* _Supplied data_
□ □ □
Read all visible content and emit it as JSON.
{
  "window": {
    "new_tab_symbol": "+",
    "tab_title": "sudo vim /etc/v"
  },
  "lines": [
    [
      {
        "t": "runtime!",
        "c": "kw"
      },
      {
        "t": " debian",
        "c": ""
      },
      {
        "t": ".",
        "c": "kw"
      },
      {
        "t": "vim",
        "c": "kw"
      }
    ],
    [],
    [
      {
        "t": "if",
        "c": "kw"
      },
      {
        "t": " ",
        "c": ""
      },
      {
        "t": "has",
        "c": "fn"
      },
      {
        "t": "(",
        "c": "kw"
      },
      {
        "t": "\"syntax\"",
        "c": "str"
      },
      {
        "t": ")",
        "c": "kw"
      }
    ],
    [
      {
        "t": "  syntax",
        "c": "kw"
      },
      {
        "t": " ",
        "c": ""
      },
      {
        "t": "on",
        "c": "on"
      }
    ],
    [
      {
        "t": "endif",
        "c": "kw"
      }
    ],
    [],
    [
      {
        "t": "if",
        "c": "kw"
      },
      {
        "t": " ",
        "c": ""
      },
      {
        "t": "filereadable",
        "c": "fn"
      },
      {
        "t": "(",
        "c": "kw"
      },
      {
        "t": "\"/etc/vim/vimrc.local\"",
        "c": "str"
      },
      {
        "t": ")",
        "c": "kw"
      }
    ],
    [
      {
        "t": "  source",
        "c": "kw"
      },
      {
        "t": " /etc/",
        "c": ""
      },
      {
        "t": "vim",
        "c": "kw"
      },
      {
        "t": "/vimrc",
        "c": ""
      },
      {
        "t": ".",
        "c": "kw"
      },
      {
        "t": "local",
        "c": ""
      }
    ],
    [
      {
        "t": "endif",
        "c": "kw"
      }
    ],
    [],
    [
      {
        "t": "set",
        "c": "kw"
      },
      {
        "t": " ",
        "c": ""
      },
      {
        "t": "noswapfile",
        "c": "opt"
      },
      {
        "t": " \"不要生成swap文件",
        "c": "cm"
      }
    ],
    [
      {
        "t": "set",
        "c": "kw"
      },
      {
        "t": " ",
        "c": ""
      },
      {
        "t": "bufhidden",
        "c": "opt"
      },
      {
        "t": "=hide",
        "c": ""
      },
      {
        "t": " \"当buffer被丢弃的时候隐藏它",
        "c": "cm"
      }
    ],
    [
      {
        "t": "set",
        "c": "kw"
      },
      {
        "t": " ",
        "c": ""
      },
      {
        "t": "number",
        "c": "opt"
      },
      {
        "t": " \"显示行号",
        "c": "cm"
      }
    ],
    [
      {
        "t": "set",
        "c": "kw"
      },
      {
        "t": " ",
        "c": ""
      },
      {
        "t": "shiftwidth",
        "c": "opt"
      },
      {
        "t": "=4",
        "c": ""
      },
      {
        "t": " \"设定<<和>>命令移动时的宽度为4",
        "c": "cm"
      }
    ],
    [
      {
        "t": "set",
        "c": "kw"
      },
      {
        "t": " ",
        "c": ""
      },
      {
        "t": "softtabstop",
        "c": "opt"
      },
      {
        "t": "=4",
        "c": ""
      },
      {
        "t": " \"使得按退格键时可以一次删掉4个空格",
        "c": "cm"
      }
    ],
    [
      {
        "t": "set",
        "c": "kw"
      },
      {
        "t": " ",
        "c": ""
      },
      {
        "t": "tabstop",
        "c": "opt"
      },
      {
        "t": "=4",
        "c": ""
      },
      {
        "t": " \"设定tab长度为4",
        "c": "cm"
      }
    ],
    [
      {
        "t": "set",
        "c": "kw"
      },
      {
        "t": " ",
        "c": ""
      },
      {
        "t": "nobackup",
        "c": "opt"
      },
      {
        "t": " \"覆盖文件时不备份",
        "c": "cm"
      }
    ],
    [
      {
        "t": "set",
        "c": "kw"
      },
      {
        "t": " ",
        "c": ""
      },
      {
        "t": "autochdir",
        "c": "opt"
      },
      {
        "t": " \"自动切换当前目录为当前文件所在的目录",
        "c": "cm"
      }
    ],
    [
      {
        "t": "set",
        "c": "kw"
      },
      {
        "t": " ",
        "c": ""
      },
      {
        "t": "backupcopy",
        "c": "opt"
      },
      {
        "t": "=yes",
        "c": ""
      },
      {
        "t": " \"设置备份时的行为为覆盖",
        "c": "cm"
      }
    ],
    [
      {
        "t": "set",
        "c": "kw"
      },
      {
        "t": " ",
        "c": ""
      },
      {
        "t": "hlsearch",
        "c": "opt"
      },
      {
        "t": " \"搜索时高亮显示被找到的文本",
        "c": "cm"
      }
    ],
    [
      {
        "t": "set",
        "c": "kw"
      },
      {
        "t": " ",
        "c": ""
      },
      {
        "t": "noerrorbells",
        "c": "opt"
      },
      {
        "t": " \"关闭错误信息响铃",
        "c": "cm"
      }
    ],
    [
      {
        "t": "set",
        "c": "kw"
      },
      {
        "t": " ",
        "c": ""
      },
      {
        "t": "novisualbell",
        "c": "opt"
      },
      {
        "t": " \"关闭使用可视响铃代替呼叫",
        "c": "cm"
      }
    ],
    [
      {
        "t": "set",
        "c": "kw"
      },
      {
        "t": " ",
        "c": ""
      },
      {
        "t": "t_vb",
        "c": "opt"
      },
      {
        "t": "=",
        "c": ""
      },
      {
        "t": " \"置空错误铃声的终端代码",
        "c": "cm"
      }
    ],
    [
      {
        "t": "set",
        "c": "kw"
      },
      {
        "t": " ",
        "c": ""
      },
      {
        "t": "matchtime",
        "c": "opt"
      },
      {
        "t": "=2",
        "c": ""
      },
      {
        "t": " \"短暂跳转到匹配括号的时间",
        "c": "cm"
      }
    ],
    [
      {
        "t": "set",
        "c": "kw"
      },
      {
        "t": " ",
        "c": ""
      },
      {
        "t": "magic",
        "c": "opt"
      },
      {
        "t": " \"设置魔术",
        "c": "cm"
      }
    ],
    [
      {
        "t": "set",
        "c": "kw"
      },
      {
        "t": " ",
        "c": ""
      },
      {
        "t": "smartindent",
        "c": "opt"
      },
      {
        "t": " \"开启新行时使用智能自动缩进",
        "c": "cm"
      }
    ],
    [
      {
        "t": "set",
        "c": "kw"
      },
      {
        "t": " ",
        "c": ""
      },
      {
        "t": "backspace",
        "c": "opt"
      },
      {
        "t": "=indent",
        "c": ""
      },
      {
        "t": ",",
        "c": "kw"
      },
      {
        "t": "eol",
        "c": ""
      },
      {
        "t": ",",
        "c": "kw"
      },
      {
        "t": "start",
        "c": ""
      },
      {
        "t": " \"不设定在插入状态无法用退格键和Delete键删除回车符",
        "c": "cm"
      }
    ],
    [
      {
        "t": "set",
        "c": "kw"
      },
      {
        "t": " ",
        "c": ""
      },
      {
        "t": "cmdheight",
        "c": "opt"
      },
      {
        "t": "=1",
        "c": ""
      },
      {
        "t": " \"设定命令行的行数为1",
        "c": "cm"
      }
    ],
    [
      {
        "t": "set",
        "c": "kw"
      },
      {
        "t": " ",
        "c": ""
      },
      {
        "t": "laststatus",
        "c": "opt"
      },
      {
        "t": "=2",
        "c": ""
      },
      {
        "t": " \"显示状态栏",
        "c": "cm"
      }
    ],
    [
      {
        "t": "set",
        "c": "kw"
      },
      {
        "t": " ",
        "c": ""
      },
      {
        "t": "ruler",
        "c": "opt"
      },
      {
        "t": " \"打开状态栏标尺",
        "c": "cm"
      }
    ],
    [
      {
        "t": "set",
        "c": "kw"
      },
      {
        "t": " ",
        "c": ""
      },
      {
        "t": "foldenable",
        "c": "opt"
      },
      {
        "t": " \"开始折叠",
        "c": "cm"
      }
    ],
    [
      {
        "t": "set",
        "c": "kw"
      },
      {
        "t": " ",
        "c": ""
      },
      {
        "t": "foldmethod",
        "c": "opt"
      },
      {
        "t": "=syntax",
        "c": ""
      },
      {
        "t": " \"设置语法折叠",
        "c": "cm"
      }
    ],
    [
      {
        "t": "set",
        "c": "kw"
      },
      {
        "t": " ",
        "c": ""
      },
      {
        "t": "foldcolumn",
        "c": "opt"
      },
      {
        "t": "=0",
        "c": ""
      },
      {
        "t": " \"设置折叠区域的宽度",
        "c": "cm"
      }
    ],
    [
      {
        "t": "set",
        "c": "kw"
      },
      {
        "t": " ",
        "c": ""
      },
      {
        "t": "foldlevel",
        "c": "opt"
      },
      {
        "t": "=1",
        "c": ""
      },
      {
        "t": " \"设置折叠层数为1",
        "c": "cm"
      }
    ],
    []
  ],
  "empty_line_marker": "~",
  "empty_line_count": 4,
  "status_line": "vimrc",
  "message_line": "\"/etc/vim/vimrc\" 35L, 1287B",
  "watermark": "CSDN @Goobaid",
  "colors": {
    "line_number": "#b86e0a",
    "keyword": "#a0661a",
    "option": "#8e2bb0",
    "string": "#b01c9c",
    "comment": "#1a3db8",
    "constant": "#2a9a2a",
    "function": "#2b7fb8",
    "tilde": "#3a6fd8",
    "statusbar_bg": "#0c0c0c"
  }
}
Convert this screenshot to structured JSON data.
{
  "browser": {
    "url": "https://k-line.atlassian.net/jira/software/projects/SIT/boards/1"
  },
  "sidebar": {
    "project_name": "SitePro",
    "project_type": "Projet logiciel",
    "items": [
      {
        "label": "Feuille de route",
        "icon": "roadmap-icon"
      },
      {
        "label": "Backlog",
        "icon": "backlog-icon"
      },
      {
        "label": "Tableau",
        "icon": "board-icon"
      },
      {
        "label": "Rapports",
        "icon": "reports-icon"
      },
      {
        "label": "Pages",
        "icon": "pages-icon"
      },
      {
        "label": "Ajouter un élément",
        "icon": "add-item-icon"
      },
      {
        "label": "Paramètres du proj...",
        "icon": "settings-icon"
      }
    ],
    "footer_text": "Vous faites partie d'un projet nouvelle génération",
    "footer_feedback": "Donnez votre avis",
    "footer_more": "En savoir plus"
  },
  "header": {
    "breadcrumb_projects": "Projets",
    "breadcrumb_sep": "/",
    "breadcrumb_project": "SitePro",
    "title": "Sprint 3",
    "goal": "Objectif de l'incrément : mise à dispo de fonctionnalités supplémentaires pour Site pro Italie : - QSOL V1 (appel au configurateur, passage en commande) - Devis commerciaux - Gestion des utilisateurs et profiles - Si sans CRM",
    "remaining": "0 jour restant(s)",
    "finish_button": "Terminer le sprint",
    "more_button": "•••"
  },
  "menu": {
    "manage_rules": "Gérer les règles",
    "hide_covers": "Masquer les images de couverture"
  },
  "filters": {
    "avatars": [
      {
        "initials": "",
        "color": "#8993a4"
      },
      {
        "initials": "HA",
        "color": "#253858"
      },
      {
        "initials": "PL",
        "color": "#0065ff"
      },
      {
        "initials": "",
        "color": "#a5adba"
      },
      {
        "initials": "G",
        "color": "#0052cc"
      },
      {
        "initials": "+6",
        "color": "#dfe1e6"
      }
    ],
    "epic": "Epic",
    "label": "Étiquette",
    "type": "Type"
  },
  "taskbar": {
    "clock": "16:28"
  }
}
□ □ □
Show the lines that mention the word "icon".

        "icon": "roadmap-icon"
        "icon": "backlog-icon"
        "icon": "board-icon"
        "icon": "reports-icon"
        "icon": "pages-icon"
        "icon": "add-item-icon"
        "icon": "settings-icon"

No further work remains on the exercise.